● PROBLEM DESCRIPTION
Images excluded, repeat each entry below exactly.

[Saved entries]

============================================================

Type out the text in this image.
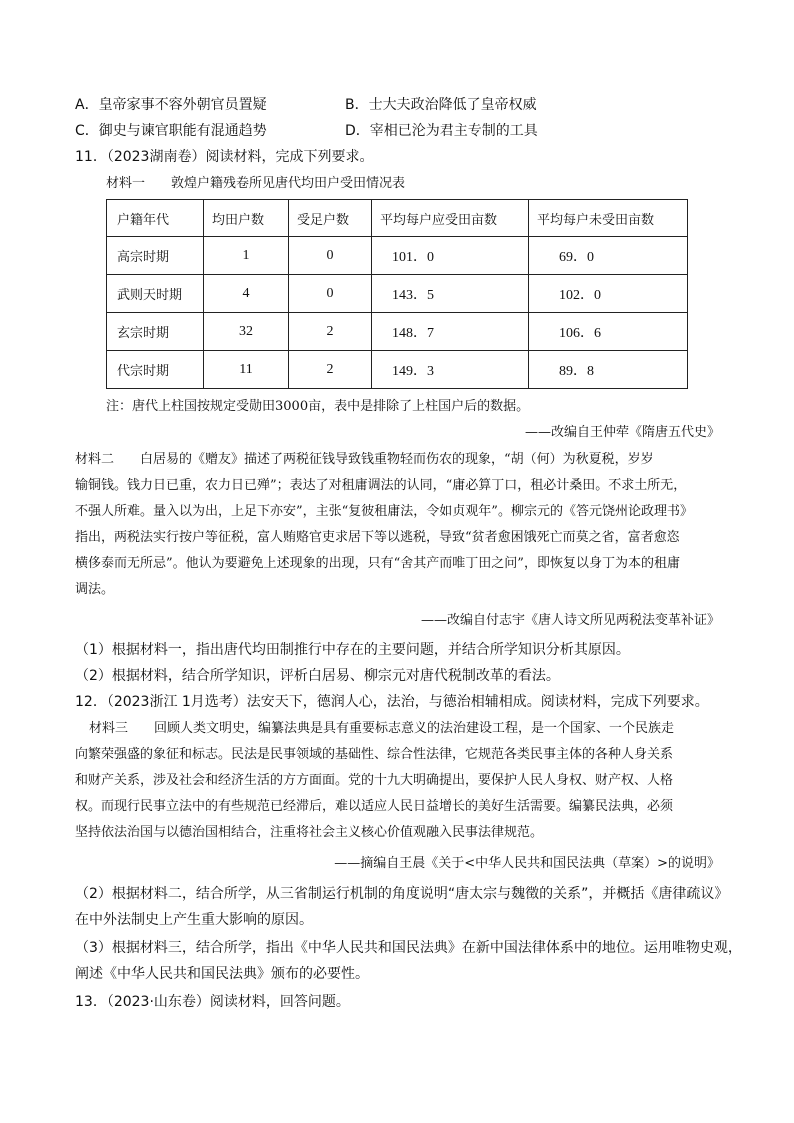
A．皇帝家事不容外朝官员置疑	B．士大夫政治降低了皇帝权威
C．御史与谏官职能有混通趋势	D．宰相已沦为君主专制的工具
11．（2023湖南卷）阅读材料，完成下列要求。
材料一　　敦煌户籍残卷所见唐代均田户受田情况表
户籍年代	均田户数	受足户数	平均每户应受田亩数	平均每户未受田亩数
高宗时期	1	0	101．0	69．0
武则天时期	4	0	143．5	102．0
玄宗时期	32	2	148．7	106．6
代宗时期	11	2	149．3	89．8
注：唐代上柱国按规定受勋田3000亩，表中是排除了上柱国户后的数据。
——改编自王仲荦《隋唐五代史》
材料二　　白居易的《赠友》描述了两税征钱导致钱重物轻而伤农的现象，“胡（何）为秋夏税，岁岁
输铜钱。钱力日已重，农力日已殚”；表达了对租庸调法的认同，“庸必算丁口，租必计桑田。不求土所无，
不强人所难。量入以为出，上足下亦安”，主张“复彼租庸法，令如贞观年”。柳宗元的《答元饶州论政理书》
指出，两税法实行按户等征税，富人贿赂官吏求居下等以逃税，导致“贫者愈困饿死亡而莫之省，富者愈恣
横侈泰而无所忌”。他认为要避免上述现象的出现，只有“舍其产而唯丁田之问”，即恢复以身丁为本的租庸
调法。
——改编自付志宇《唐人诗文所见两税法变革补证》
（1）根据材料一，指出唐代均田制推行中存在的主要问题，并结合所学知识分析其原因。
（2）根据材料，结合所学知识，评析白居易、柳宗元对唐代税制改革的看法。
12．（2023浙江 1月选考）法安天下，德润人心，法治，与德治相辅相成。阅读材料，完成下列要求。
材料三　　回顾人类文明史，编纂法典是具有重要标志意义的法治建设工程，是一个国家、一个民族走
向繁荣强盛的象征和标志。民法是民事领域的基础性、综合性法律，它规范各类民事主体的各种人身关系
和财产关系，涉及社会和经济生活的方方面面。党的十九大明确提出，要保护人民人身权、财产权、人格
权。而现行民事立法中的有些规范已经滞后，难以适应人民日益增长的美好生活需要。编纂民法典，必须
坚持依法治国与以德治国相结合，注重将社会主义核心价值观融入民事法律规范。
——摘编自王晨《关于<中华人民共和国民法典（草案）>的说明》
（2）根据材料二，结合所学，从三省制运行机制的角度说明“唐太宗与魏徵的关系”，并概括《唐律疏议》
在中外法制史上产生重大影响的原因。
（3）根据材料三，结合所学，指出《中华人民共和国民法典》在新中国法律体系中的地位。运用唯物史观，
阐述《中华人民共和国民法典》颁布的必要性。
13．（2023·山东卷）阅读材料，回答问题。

============================================================

● TASK OUTPUT
Type out the text in this image.
A．皇帝家事不容外朝官员置疑	B．士大夫政治降低了皇帝权威
C．御史与谏官职能有混通趋势	D．宰相已沦为君主专制的工具
11．（2023湖南卷）阅读材料，完成下列要求。
材料一　　敦煌户籍残卷所见唐代均田户受田情况表
户籍年代	均田户数	受足户数	平均每户应受田亩数	平均每户未受田亩数
高宗时期	1	0	101．0	69．0
武则天时期	4	0	143．5	102．0
玄宗时期	32	2	148．7	106．6
代宗时期	11	2	149．3	89．8
注：唐代上柱国按规定受勋田3000亩，表中是排除了上柱国户后的数据。
——改编自王仲荦《隋唐五代史》
材料二　　白居易的《赠友》描述了两税征钱导致钱重物轻而伤农的现象，“胡（何）为秋夏税，岁岁
输铜钱。钱力日已重，农力日已殚”；表达了对租庸调法的认同，“庸必算丁口，租必计桑田。不求土所无，
不强人所难。量入以为出，上足下亦安”，主张“复彼租庸法，令如贞观年”。柳宗元的《答元饶州论政理书》
指出，两税法实行按户等征税，富人贿赂官吏求居下等以逃税，导致“贫者愈困饿死亡而莫之省，富者愈恣
横侈泰而无所忌”。他认为要避免上述现象的出现，只有“舍其产而唯丁田之问”，即恢复以身丁为本的租庸
调法。
——改编自付志宇《唐人诗文所见两税法变革补证》
（1）根据材料一，指出唐代均田制推行中存在的主要问题，并结合所学知识分析其原因。
（2）根据材料，结合所学知识，评析白居易、柳宗元对唐代税制改革的看法。
12．（2023浙江 1月选考）法安天下，德润人心，法治，与德治相辅相成。阅读材料，完成下列要求。
材料三　　回顾人类文明史，编纂法典是具有重要标志意义的法治建设工程，是一个国家、一个民族走
向繁荣强盛的象征和标志。民法是民事领域的基础性、综合性法律，它规范各类民事主体的各种人身关系
和财产关系，涉及社会和经济生活的方方面面。党的十九大明确提出，要保护人民人身权、财产权、人格
权。而现行民事立法中的有些规范已经滞后，难以适应人民日益增长的美好生活需要。编纂民法典，必须
坚持依法治国与以德治国相结合，注重将社会主义核心价值观融入民事法律规范。
——摘编自王晨《关于<中华人民共和国民法典（草案）>的说明》
（2）根据材料二，结合所学，从三省制运行机制的角度说明“唐太宗与魏徵的关系”，并概括《唐律疏议》
在中外法制史上产生重大影响的原因。
（3）根据材料三，结合所学，指出《中华人民共和国民法典》在新中国法律体系中的地位。运用唯物史观，
阐述《中华人民共和国民法典》颁布的必要性。
13．（2023·山东卷）阅读材料，回答问题。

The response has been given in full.